Copy out each line of the data holding "letters".

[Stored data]
┄┄┄┄┄┄┄┄┄┄

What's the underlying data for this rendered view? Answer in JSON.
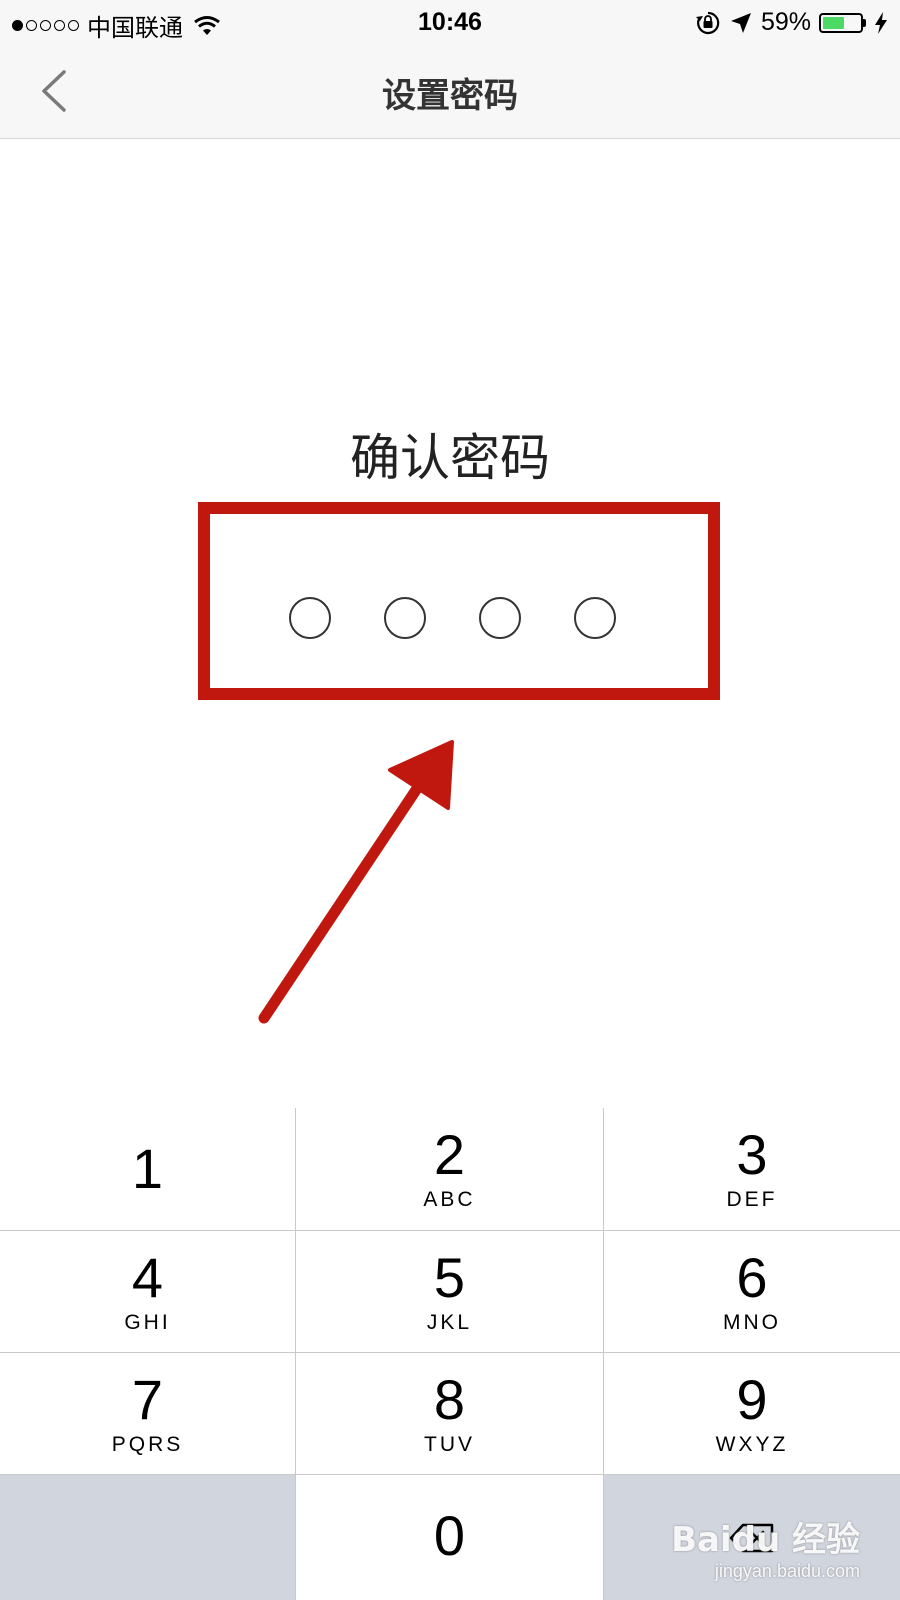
{
  "status_bar": {
    "carrier": "中国联通",
    "time": "10:46",
    "battery_percent": "59%",
    "battery_level": 0.59,
    "battery_color": "#4cd964",
    "icons": [
      "signal-dots",
      "wifi-icon",
      "orientation-lock-icon",
      "location-arrow-icon",
      "battery-icon",
      "charging-bolt-icon"
    ]
  },
  "nav": {
    "title": "设置密码",
    "back_icon": "chevron-left-icon"
  },
  "content": {
    "prompt": "确认密码",
    "pin_length": 4,
    "highlight_color": "#c0170f"
  },
  "keypad": {
    "keys": [
      {
        "num": "1",
        "letters": ""
      },
      {
        "num": "2",
        "letters": "ABC"
      },
      {
        "num": "3",
        "letters": "DEF"
      },
      {
        "num": "4",
        "letters": "GHI"
      },
      {
        "num": "5",
        "letters": "JKL"
      },
      {
        "num": "6",
        "letters": "MNO"
      },
      {
        "num": "7",
        "letters": "PQRS"
      },
      {
        "num": "8",
        "letters": "TUV"
      },
      {
        "num": "9",
        "letters": "WXYZ"
      },
      {
        "num": "0",
        "letters": ""
      }
    ],
    "delete_icon": "backspace-icon"
  },
  "watermark": {
    "main": "Baidu 经验",
    "sub": "jingyan.baidu.com"
  }
}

┄┄┄┄┄┄┄┄┄┄

▸ ANSWER TO THIS EXERCISE
        "letters": ""
        "letters": "ABC"
        "letters": "DEF"
        "letters": "GHI"
        "letters": "JKL"
        "letters": "MNO"
        "letters": "PQRS"
        "letters": "TUV"
        "letters": "WXYZ"
        "letters": ""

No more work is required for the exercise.